Dataset items —

───

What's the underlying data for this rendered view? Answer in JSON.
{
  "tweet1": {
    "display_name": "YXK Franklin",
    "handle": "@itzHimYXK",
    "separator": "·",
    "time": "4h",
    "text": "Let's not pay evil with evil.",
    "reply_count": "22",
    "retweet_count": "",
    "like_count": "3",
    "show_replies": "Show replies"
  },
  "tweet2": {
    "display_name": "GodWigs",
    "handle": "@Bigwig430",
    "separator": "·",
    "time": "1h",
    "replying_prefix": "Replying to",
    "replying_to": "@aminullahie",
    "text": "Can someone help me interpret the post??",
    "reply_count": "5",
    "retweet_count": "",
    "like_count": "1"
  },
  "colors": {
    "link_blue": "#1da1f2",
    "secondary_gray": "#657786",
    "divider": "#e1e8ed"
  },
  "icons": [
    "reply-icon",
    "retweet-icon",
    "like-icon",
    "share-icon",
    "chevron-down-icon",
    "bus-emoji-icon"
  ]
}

───

Work to do — Repeat back the data above, exact to the last character.

Response below —
What's the underlying data for this rendered view? Answer in JSON.
{
  "tweet1": {
    "display_name": "YXK Franklin",
    "handle": "@itzHimYXK",
    "separator": "·",
    "time": "4h",
    "text": "Let's not pay evil with evil.",
    "reply_count": "22",
    "retweet_count": "",
    "like_count": "3",
    "show_replies": "Show replies"
  },
  "tweet2": {
    "display_name": "GodWigs",
    "handle": "@Bigwig430",
    "separator": "·",
    "time": "1h",
    "replying_prefix": "Replying to",
    "replying_to": "@aminullahie",
    "text": "Can someone help me interpret the post??",
    "reply_count": "5",
    "retweet_count": "",
    "like_count": "1"
  },
  "colors": {
    "link_blue": "#1da1f2",
    "secondary_gray": "#657786",
    "divider": "#e1e8ed"
  },
  "icons": [
    "reply-icon",
    "retweet-icon",
    "like-icon",
    "share-icon",
    "chevron-down-icon",
    "bus-emoji-icon"
  ]
}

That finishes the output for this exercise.